::: Given information

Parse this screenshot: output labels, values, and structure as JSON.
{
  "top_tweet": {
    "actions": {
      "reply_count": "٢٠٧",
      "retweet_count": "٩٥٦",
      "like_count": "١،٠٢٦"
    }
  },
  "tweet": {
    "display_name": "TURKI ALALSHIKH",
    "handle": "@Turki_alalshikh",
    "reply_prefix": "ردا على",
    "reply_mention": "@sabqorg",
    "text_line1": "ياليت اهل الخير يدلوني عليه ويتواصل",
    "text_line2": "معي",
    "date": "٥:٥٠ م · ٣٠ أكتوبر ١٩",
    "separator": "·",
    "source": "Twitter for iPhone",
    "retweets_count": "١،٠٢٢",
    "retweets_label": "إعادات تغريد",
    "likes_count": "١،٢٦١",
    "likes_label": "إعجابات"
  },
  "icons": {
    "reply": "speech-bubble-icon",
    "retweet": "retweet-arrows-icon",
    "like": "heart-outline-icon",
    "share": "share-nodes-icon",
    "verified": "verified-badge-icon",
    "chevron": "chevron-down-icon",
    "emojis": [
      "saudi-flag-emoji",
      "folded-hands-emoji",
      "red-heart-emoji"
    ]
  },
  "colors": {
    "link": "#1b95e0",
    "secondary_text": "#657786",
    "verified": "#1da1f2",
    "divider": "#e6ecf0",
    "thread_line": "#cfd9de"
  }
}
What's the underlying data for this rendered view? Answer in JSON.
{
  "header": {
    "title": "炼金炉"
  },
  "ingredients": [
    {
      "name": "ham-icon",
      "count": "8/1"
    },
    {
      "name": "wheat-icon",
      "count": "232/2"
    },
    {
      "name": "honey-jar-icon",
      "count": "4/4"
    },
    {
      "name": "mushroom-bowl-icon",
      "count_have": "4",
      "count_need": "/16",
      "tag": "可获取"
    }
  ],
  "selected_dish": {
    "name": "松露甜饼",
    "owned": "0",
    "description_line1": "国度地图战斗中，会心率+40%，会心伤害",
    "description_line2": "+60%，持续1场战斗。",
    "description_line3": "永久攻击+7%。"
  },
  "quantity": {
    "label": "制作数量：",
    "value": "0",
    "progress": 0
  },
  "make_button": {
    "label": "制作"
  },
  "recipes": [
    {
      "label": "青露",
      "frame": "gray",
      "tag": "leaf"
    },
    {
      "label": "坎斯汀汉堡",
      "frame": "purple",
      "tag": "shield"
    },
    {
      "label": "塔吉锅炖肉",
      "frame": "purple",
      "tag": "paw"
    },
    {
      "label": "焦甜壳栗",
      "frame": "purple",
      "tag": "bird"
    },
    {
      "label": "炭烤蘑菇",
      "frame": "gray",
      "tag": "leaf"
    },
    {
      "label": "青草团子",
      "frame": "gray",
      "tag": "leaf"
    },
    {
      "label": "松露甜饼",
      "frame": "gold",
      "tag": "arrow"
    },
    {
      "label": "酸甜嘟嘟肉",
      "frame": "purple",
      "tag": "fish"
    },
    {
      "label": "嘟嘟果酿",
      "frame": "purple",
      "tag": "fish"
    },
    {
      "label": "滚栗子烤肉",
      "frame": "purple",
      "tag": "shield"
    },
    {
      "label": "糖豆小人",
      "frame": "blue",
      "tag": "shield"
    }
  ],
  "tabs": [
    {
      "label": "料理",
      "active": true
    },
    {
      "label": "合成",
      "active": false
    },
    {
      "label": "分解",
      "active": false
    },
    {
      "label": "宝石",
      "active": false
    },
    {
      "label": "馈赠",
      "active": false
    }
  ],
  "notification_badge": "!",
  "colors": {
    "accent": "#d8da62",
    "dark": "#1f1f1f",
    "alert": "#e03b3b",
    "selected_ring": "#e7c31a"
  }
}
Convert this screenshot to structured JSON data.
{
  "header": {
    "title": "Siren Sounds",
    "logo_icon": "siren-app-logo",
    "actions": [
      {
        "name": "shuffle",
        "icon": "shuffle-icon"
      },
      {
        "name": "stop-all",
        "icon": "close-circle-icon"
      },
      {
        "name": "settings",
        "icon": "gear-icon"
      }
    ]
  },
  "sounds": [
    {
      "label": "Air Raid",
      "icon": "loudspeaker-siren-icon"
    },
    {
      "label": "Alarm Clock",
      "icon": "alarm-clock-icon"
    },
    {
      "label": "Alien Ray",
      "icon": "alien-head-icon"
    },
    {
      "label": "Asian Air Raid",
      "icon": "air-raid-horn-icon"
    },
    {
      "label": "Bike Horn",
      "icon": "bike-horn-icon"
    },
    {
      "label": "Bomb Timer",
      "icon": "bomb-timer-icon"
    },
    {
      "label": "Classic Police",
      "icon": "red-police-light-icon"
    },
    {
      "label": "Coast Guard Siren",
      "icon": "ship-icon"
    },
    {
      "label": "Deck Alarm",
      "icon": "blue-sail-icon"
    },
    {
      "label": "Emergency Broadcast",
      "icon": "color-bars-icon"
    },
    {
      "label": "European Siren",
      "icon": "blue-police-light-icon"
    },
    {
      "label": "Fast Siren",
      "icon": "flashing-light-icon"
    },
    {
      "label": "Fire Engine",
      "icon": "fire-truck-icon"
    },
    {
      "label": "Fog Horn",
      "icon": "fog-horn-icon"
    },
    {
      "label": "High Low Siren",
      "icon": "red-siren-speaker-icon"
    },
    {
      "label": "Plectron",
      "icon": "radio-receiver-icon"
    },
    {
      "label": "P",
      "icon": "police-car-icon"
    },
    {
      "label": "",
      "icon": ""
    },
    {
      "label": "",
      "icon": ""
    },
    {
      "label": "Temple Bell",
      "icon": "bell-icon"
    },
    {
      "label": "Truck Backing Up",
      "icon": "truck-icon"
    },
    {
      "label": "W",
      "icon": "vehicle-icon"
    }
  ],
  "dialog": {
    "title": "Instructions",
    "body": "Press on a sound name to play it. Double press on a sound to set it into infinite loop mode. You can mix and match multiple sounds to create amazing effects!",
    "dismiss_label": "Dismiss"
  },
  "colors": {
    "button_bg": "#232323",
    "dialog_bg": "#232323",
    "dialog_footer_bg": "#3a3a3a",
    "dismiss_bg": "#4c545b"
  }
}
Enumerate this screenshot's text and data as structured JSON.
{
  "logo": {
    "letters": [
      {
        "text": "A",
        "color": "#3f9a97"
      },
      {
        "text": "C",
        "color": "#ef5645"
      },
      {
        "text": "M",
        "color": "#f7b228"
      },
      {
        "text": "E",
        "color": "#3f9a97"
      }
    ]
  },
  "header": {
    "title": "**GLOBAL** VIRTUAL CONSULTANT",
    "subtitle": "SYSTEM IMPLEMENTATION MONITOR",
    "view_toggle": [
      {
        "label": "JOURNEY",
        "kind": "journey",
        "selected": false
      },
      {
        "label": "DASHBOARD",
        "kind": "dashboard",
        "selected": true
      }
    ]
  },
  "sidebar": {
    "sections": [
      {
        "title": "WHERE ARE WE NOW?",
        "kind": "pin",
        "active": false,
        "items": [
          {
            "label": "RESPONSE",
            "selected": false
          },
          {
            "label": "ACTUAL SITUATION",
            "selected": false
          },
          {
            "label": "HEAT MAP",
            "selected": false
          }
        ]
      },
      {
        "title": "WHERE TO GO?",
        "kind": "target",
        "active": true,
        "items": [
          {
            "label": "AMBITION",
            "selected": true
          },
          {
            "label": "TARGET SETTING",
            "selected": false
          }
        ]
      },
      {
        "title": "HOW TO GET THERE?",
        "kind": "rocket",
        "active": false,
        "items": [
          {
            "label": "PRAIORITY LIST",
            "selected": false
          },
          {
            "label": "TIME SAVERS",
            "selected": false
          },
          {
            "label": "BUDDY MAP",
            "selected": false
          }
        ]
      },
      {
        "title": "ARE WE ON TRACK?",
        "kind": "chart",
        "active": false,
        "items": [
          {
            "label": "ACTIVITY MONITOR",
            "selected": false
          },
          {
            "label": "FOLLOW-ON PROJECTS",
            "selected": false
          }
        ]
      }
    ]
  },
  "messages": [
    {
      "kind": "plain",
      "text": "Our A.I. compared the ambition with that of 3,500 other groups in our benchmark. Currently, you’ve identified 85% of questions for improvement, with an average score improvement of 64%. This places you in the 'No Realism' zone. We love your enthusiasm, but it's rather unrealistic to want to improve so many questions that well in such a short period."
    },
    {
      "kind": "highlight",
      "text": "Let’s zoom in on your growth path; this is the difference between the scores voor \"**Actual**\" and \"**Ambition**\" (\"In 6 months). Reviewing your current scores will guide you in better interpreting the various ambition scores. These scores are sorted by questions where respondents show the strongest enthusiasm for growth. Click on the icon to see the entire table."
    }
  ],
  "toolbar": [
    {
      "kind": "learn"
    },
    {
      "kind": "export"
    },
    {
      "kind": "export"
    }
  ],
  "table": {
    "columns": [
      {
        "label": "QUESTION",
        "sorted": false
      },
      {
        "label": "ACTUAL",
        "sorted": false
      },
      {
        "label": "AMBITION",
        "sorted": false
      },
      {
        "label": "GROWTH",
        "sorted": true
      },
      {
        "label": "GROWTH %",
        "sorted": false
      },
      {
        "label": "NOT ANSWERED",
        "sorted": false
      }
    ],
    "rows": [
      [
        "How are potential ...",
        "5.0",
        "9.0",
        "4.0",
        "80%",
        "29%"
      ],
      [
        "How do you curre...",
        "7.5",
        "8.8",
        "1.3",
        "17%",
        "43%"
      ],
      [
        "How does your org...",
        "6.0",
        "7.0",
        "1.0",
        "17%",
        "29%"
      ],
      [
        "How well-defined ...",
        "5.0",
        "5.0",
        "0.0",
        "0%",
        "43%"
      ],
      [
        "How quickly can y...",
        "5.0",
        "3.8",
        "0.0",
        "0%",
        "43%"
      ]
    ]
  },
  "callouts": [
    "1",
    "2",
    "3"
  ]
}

::::::

:: Exercise directions ::
Using the listing above, list every line in which the string "questions" occurs.

:: Task output ::
      "text": "Our A.I. compared the ambition with that of 3,500 other groups in our benchmark. Currently, you’ve identified 85% of questions for improvement, with an average score improvement of 64%. This places you in the 'No Realism' zone. We love your enthusiasm, but it's rather unrealistic to want to improve so many questions that well in such a short period."
      "text": "Let’s zoom in on your growth path; this is the difference between the scores voor \"**Actual**\" and \"**Ambition**\" (\"In 6 months). Reviewing your current scores will guide you in better interpreting the various ambition scores. These scores are sorted by questions where respondents show the strongest enthusiasm for growth. Click on the icon to see the entire table."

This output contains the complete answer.